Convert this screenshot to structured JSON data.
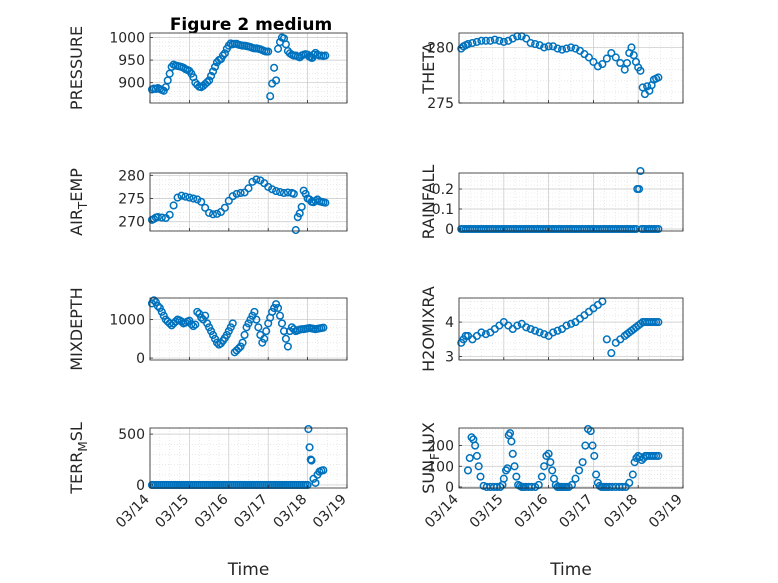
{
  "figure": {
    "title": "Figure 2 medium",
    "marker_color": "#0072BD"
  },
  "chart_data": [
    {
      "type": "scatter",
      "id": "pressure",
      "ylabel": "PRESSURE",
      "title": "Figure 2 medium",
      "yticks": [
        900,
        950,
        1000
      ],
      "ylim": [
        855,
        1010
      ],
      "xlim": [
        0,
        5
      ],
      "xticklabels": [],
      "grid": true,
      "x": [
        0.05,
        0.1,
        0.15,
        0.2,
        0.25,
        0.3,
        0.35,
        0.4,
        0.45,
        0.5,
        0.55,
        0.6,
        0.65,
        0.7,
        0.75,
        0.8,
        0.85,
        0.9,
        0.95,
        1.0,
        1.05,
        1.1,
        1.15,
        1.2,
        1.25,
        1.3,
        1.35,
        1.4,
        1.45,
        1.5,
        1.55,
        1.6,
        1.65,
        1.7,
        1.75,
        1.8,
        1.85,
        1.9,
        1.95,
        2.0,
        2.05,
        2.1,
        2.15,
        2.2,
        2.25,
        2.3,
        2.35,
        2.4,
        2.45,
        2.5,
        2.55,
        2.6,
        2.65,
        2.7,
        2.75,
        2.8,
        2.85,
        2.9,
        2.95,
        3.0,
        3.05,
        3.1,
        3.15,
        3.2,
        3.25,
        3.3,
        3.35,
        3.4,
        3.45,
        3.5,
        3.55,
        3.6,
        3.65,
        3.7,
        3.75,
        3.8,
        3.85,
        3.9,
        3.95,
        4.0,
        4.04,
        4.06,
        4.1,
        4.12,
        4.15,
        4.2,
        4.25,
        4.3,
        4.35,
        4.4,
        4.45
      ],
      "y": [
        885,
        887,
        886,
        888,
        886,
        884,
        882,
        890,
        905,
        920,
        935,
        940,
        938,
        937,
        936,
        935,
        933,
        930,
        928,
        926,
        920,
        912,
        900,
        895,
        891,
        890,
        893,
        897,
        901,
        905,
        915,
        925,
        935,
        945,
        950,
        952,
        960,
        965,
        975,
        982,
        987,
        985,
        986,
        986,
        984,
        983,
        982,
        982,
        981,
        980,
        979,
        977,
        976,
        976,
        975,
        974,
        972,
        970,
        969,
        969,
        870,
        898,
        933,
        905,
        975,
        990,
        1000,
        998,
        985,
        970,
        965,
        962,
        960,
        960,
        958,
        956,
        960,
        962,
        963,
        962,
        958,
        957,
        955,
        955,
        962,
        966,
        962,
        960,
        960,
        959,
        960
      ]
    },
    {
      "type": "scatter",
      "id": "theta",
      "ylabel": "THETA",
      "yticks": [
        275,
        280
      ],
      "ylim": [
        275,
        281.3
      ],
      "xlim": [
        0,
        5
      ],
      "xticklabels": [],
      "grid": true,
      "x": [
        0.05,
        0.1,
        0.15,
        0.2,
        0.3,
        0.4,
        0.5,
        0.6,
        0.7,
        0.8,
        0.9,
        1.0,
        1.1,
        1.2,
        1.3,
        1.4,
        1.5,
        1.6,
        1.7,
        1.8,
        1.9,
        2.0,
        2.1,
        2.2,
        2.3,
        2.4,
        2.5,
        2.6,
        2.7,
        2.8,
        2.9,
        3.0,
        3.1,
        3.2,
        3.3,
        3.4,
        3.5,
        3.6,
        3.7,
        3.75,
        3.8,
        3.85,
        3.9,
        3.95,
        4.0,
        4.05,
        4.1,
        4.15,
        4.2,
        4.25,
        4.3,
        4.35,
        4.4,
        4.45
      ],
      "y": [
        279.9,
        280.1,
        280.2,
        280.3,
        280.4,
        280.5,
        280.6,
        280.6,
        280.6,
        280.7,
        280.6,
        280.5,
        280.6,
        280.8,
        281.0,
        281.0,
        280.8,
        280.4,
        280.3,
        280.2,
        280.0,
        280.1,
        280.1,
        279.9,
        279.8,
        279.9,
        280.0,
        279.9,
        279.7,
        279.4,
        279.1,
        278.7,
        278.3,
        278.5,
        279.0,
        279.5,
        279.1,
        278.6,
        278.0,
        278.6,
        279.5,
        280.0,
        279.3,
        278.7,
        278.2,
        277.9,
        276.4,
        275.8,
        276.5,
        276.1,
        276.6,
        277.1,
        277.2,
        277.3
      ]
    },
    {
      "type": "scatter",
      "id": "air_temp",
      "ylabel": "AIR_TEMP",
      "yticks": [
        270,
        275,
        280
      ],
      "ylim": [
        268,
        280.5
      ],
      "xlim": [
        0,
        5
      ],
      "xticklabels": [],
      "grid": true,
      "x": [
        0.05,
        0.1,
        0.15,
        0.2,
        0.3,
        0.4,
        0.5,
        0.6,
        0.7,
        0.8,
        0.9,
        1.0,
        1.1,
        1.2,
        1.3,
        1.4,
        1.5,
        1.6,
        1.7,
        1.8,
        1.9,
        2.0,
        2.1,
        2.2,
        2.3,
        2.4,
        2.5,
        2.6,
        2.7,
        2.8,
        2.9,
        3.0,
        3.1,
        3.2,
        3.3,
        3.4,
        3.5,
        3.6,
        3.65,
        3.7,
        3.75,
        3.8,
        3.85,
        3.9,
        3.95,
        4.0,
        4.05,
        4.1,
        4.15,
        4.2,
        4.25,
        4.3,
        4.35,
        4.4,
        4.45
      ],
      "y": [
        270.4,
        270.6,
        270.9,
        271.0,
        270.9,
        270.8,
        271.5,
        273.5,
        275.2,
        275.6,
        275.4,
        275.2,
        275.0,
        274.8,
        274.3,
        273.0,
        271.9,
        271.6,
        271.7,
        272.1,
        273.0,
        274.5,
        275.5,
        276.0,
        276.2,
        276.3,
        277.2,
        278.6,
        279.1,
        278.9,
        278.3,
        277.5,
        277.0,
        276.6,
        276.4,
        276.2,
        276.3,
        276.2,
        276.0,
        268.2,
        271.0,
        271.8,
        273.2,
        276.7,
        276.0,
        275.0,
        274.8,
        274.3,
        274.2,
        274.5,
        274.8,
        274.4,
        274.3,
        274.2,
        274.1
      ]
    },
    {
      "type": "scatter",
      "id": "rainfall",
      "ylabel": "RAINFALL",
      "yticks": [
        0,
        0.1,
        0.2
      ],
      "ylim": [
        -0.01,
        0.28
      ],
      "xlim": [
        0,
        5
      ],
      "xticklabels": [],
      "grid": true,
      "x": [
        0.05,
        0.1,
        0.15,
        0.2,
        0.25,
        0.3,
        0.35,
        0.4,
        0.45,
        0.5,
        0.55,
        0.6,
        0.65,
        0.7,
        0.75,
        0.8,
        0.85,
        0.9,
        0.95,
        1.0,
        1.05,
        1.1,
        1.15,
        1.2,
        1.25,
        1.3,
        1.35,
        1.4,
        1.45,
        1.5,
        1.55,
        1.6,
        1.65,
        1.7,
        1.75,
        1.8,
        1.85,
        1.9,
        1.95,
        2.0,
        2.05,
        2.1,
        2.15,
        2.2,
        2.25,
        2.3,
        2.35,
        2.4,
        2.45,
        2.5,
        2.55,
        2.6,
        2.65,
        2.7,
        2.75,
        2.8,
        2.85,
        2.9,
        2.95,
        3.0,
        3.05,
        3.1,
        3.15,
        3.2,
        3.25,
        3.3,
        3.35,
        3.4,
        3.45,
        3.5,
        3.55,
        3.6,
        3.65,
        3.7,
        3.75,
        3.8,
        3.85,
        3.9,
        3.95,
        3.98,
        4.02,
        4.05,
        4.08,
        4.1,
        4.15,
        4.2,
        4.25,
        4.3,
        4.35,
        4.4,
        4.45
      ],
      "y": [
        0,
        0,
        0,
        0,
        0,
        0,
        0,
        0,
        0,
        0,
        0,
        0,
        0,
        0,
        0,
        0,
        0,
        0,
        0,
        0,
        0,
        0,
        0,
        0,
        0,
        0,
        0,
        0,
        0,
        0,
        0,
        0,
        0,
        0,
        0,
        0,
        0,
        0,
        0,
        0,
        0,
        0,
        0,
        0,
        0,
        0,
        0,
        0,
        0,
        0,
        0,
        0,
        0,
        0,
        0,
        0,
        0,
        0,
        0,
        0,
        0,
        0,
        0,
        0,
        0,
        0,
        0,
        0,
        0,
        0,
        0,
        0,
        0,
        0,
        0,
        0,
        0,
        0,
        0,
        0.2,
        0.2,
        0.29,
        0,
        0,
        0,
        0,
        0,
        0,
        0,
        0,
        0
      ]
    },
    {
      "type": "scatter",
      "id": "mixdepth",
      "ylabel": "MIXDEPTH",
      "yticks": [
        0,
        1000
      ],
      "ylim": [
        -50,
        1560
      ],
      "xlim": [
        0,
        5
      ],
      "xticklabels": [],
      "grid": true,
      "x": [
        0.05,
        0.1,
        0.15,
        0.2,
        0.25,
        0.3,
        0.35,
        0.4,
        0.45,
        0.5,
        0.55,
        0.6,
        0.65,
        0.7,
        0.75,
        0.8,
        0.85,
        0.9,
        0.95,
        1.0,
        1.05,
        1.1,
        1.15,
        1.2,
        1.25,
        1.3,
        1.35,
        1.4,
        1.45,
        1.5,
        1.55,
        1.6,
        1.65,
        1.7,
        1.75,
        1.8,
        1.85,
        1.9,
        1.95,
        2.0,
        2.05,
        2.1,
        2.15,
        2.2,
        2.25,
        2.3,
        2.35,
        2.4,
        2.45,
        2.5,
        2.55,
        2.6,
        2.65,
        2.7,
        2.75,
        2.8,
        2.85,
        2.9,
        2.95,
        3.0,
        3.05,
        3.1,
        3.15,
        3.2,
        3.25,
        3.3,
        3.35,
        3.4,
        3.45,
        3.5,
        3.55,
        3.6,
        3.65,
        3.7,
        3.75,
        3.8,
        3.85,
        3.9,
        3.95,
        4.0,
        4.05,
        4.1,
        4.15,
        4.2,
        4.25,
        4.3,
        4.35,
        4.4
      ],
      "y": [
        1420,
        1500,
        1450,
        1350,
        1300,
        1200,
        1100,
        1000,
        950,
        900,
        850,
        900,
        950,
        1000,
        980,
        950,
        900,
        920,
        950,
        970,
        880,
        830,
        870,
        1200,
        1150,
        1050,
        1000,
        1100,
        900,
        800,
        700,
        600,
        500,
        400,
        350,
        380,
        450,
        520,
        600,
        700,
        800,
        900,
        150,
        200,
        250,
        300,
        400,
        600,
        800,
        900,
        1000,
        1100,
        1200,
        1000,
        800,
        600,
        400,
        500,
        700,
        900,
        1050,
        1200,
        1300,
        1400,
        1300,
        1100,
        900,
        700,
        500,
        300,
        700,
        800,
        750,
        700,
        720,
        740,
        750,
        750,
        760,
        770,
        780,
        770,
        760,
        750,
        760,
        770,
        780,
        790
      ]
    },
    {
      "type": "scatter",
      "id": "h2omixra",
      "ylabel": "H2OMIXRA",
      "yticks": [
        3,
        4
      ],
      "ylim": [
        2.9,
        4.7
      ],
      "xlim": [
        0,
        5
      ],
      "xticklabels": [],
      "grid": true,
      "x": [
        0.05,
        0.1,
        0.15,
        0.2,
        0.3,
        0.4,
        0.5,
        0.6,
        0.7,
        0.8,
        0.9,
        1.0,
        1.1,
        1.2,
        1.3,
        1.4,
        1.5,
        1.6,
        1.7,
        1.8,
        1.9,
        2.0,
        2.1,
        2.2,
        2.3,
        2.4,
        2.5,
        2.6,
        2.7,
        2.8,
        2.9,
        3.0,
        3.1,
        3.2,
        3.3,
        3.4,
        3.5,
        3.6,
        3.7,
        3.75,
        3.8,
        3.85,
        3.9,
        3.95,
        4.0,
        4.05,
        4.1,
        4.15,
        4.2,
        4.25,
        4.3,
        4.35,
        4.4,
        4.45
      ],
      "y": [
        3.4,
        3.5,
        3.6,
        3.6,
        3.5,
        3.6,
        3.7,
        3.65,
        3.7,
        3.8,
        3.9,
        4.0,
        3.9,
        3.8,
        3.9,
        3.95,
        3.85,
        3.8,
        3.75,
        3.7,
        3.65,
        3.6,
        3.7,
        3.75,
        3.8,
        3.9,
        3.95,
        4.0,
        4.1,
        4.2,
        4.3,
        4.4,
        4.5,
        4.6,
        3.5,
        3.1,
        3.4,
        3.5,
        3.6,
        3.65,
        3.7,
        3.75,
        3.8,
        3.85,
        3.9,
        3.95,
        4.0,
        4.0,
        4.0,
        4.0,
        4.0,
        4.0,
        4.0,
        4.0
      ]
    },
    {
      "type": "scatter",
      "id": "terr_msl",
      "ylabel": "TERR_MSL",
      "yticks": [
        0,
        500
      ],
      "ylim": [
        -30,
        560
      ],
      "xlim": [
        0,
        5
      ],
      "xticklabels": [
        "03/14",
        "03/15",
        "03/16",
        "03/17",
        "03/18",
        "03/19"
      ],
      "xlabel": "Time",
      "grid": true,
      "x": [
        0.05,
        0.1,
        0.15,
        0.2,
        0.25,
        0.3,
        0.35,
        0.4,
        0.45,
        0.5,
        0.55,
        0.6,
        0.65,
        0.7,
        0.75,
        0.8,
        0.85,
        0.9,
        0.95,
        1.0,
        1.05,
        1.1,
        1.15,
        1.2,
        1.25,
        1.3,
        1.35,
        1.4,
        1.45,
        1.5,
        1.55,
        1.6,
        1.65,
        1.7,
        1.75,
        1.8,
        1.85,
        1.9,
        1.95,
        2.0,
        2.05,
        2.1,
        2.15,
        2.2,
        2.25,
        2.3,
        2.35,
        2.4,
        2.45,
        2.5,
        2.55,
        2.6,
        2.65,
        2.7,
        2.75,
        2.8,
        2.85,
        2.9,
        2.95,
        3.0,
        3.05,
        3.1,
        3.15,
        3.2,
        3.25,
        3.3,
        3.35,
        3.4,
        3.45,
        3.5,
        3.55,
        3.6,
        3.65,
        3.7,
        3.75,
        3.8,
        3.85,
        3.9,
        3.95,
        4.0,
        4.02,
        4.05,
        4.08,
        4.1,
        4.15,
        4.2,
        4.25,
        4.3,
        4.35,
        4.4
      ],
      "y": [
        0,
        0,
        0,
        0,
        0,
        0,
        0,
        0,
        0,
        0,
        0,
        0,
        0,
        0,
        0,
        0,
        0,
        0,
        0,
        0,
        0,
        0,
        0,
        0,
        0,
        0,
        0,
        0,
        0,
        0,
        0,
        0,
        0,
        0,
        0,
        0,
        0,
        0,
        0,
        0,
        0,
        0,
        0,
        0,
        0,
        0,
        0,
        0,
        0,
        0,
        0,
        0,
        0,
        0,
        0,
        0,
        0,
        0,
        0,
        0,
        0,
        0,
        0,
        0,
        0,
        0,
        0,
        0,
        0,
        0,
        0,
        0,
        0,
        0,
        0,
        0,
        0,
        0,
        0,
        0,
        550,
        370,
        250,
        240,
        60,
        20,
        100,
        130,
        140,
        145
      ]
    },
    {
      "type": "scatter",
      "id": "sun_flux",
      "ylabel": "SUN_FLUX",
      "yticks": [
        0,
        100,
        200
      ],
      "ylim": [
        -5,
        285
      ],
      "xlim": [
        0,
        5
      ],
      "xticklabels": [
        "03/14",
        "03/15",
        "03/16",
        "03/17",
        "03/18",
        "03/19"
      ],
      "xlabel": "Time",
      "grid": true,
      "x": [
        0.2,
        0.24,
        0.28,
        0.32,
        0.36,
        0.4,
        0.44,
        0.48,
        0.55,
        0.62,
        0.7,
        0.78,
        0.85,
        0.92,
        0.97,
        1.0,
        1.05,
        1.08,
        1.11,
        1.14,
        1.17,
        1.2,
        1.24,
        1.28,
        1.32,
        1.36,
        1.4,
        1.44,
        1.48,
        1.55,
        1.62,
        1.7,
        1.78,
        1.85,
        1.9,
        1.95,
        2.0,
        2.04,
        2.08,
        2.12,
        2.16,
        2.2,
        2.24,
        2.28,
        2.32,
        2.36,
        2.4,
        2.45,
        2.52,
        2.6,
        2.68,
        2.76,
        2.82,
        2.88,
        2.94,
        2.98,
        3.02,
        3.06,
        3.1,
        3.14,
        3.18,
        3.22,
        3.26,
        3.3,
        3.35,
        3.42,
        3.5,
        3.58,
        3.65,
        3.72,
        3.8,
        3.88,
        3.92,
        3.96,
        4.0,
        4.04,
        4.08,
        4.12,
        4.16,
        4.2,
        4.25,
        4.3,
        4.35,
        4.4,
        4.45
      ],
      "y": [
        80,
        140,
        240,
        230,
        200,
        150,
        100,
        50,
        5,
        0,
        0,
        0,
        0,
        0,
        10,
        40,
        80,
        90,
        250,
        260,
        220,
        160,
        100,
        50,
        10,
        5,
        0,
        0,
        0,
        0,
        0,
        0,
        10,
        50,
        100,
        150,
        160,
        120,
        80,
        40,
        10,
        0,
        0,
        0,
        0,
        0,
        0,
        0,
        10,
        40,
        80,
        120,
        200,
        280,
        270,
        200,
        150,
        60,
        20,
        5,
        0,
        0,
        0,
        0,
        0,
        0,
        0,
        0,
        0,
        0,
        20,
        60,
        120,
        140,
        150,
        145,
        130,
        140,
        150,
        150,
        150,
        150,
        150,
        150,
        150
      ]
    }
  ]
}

——————————

● Goal:
Extract each line from the listing that holds the word "medium".

● Exercise response:
    "title": "Figure 2 medium",
      "title": "Figure 2 medium",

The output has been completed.